» Exercise directions
Output every entry exactly as written, skipping any pictures.

====== The data ======

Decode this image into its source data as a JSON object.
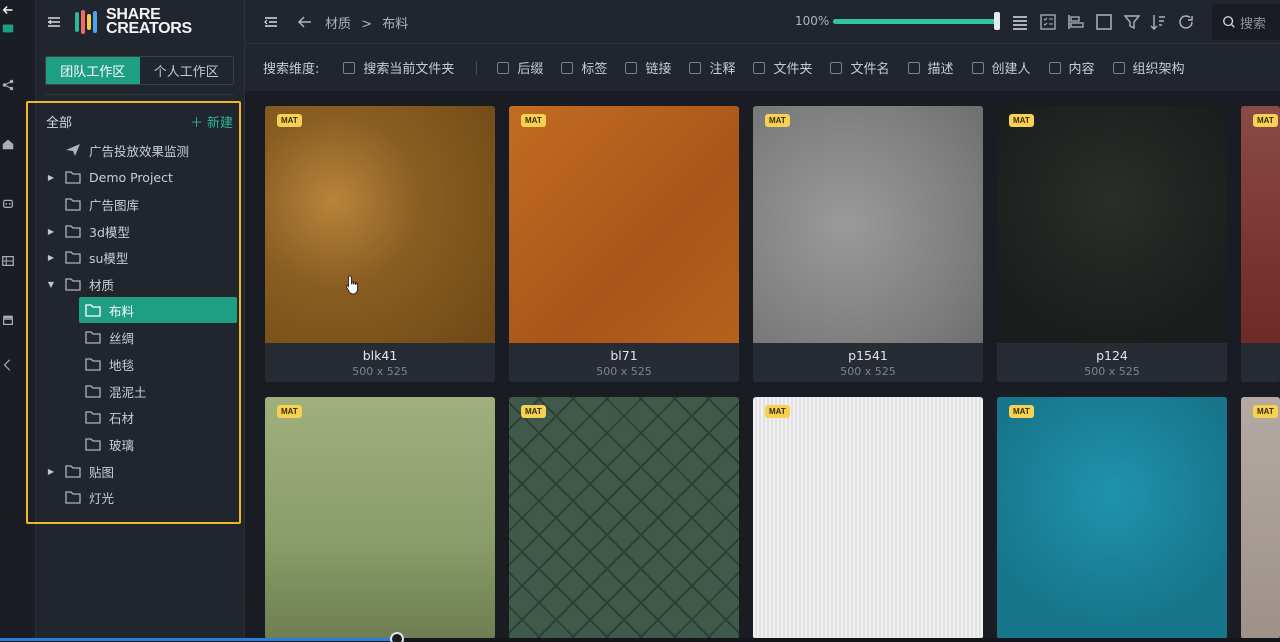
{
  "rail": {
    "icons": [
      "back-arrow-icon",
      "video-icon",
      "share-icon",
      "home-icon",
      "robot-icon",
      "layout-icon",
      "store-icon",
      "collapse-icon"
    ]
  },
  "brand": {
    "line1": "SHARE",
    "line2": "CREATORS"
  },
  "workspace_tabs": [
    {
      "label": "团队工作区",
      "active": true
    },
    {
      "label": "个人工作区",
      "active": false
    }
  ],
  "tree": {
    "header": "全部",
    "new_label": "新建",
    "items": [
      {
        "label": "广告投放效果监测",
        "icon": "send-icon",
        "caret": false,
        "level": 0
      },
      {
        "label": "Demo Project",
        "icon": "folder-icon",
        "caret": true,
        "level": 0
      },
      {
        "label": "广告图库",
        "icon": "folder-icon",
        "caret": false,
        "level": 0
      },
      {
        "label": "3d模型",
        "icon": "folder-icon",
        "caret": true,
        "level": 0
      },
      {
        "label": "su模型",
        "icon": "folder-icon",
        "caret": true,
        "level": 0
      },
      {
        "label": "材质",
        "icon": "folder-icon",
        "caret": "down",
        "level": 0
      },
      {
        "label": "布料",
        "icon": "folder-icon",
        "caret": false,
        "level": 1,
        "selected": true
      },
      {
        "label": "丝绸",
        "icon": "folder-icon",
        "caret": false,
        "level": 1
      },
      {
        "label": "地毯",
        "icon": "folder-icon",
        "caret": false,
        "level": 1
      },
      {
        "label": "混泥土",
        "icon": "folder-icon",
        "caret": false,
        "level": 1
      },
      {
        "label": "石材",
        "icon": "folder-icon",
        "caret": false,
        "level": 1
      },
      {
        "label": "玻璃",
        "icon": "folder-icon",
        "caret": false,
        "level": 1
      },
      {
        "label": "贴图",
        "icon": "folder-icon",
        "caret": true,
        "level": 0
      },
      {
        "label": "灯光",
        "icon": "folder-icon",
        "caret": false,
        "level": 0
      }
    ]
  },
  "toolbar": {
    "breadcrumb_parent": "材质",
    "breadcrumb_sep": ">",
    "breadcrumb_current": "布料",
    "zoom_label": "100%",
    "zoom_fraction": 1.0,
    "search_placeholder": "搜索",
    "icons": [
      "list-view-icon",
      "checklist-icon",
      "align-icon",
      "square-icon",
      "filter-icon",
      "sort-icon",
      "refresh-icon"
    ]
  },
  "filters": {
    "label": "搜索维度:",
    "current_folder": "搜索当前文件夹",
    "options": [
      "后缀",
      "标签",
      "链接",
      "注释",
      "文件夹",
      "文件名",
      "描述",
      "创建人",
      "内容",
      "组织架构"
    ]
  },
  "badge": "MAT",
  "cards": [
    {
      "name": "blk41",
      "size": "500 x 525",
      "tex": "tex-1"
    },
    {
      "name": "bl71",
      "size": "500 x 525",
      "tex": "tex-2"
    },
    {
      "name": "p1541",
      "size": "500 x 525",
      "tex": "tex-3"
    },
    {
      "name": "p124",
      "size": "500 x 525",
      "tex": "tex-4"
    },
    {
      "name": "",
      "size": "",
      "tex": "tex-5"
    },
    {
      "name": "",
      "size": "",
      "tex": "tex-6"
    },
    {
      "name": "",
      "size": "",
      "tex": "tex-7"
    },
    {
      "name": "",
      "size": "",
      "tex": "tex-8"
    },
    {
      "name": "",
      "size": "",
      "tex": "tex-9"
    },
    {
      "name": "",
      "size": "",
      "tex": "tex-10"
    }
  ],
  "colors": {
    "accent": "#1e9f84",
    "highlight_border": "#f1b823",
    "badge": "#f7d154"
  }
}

======

» The completed task
Decode this image into its source data as a JSON object.
{
  "rail": {
    "icons": [
      "back-arrow-icon",
      "video-icon",
      "share-icon",
      "home-icon",
      "robot-icon",
      "layout-icon",
      "store-icon",
      "collapse-icon"
    ]
  },
  "brand": {
    "line1": "SHARE",
    "line2": "CREATORS"
  },
  "workspace_tabs": [
    {
      "label": "团队工作区",
      "active": true
    },
    {
      "label": "个人工作区",
      "active": false
    }
  ],
  "tree": {
    "header": "全部",
    "new_label": "新建",
    "items": [
      {
        "label": "广告投放效果监测",
        "icon": "send-icon",
        "caret": false,
        "level": 0
      },
      {
        "label": "Demo Project",
        "icon": "folder-icon",
        "caret": true,
        "level": 0
      },
      {
        "label": "广告图库",
        "icon": "folder-icon",
        "caret": false,
        "level": 0
      },
      {
        "label": "3d模型",
        "icon": "folder-icon",
        "caret": true,
        "level": 0
      },
      {
        "label": "su模型",
        "icon": "folder-icon",
        "caret": true,
        "level": 0
      },
      {
        "label": "材质",
        "icon": "folder-icon",
        "caret": "down",
        "level": 0
      },
      {
        "label": "布料",
        "icon": "folder-icon",
        "caret": false,
        "level": 1,
        "selected": true
      },
      {
        "label": "丝绸",
        "icon": "folder-icon",
        "caret": false,
        "level": 1
      },
      {
        "label": "地毯",
        "icon": "folder-icon",
        "caret": false,
        "level": 1
      },
      {
        "label": "混泥土",
        "icon": "folder-icon",
        "caret": false,
        "level": 1
      },
      {
        "label": "石材",
        "icon": "folder-icon",
        "caret": false,
        "level": 1
      },
      {
        "label": "玻璃",
        "icon": "folder-icon",
        "caret": false,
        "level": 1
      },
      {
        "label": "贴图",
        "icon": "folder-icon",
        "caret": true,
        "level": 0
      },
      {
        "label": "灯光",
        "icon": "folder-icon",
        "caret": false,
        "level": 0
      }
    ]
  },
  "toolbar": {
    "breadcrumb_parent": "材质",
    "breadcrumb_sep": ">",
    "breadcrumb_current": "布料",
    "zoom_label": "100%",
    "zoom_fraction": 1.0,
    "search_placeholder": "搜索",
    "icons": [
      "list-view-icon",
      "checklist-icon",
      "align-icon",
      "square-icon",
      "filter-icon",
      "sort-icon",
      "refresh-icon"
    ]
  },
  "filters": {
    "label": "搜索维度:",
    "current_folder": "搜索当前文件夹",
    "options": [
      "后缀",
      "标签",
      "链接",
      "注释",
      "文件夹",
      "文件名",
      "描述",
      "创建人",
      "内容",
      "组织架构"
    ]
  },
  "badge": "MAT",
  "cards": [
    {
      "name": "blk41",
      "size": "500 x 525",
      "tex": "tex-1"
    },
    {
      "name": "bl71",
      "size": "500 x 525",
      "tex": "tex-2"
    },
    {
      "name": "p1541",
      "size": "500 x 525",
      "tex": "tex-3"
    },
    {
      "name": "p124",
      "size": "500 x 525",
      "tex": "tex-4"
    },
    {
      "name": "",
      "size": "",
      "tex": "tex-5"
    },
    {
      "name": "",
      "size": "",
      "tex": "tex-6"
    },
    {
      "name": "",
      "size": "",
      "tex": "tex-7"
    },
    {
      "name": "",
      "size": "",
      "tex": "tex-8"
    },
    {
      "name": "",
      "size": "",
      "tex": "tex-9"
    },
    {
      "name": "",
      "size": "",
      "tex": "tex-10"
    }
  ],
  "colors": {
    "accent": "#1e9f84",
    "highlight_border": "#f1b823",
    "badge": "#f7d154"
  }
}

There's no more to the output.